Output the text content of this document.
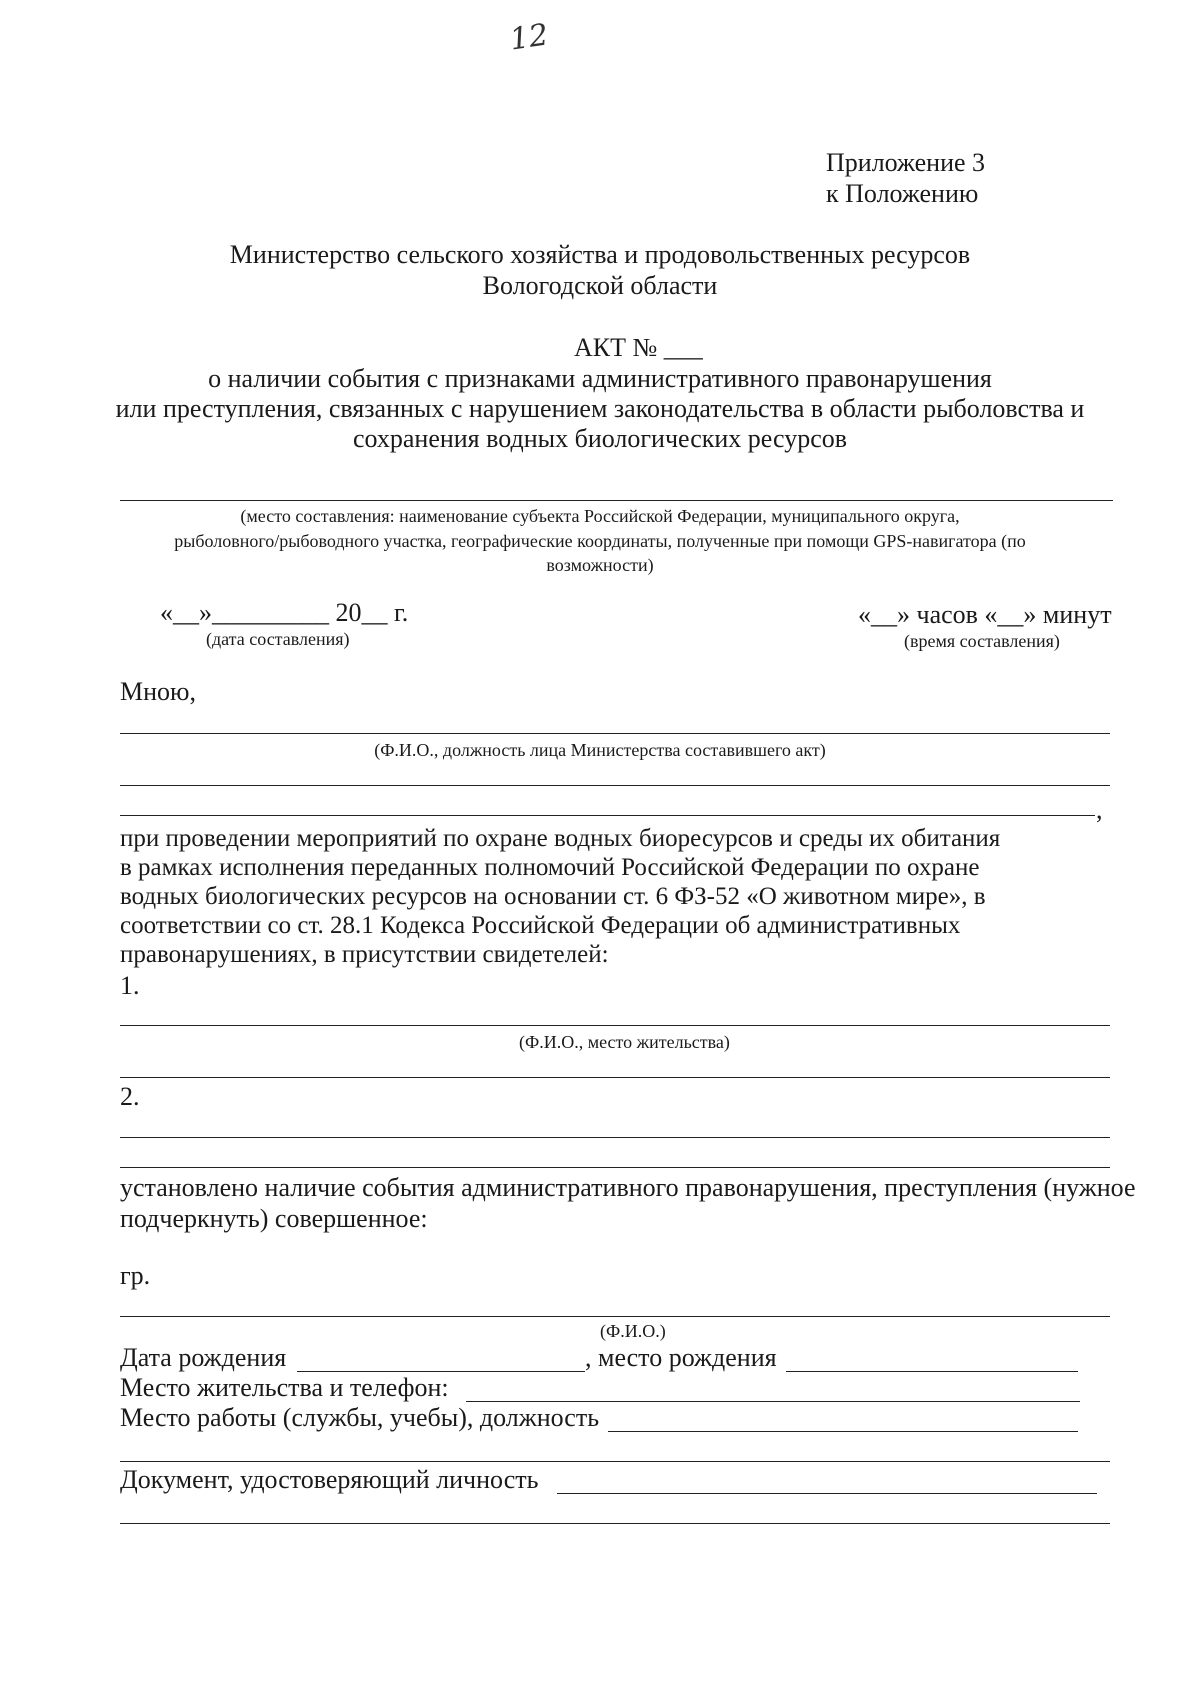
12
Приложение 3
к Положению
Министерство сельского хозяйства и продовольственных ресурсов
Вологодской области
АКТ № ___
о наличии события с признаками административного правонарушения
или преступления, связанных с нарушением законодательства в области рыболовства и
сохранения водных биологических ресурсов
(место составления: наименование субъекта Российской Федерации, муниципального округа,
рыболовного/рыбоводного участка, географические координаты, полученные при помощи GPS-навигатора (по
возможности)
«__»_________ 20__ г.
(дата составления)
«__» часов «__» минут
(время составления)
Мною,
(Ф.И.О., должность лица Министерства составившего акт)
,
при проведении мероприятий по охране водных биоресурсов и среды их обитания
в рамках исполнения переданных полномочий Российской Федерации по охране
водных биологических ресурсов на основании ст. 6 ФЗ-52 «О животном мире», в
соответствии со ст. 28.1 Кодекса Российской Федерации об административных
правонарушениях, в присутствии свидетелей:
1.
(Ф.И.О., место жительства)
2.
установлено наличие события административного правонарушения, преступления (нужное
подчеркнуть) совершенное:
гр.
(Ф.И.О.)
Дата рождения	, место рождения
Место жительства и телефон:
Место работы (службы, учебы), должность
Документ, удостоверяющий личность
++++
→ YOUR TASK: Output all of the entries verbatim, leaving out any images.

→ SOLUTION TO THIS PROBLEM:
Output the text content of this document.
12
Приложение 3
к Положению
Министерство сельского хозяйства и продовольственных ресурсов
Вологодской области
АКТ № ___
о наличии события с признаками административного правонарушения
или преступления, связанных с нарушением законодательства в области рыболовства и
сохранения водных биологических ресурсов
(место составления: наименование субъекта Российской Федерации, муниципального округа,
рыболовного/рыбоводного участка, географические координаты, полученные при помощи GPS-навигатора (по
возможности)
«__»_________ 20__ г.
(дата составления)
«__» часов «__» минут
(время составления)
Мною,
(Ф.И.О., должность лица Министерства составившего акт)
,
при проведении мероприятий по охране водных биоресурсов и среды их обитания
в рамках исполнения переданных полномочий Российской Федерации по охране
водных биологических ресурсов на основании ст. 6 ФЗ-52 «О животном мире», в
соответствии со ст. 28.1 Кодекса Российской Федерации об административных
правонарушениях, в присутствии свидетелей:
1.
(Ф.И.О., место жительства)
2.
установлено наличие события административного правонарушения, преступления (нужное
подчеркнуть) совершенное:
гр.
(Ф.И.О.)
Дата рождения	, место рождения
Место жительства и телефон:
Место работы (службы, учебы), должность
Документ, удостоверяющий личность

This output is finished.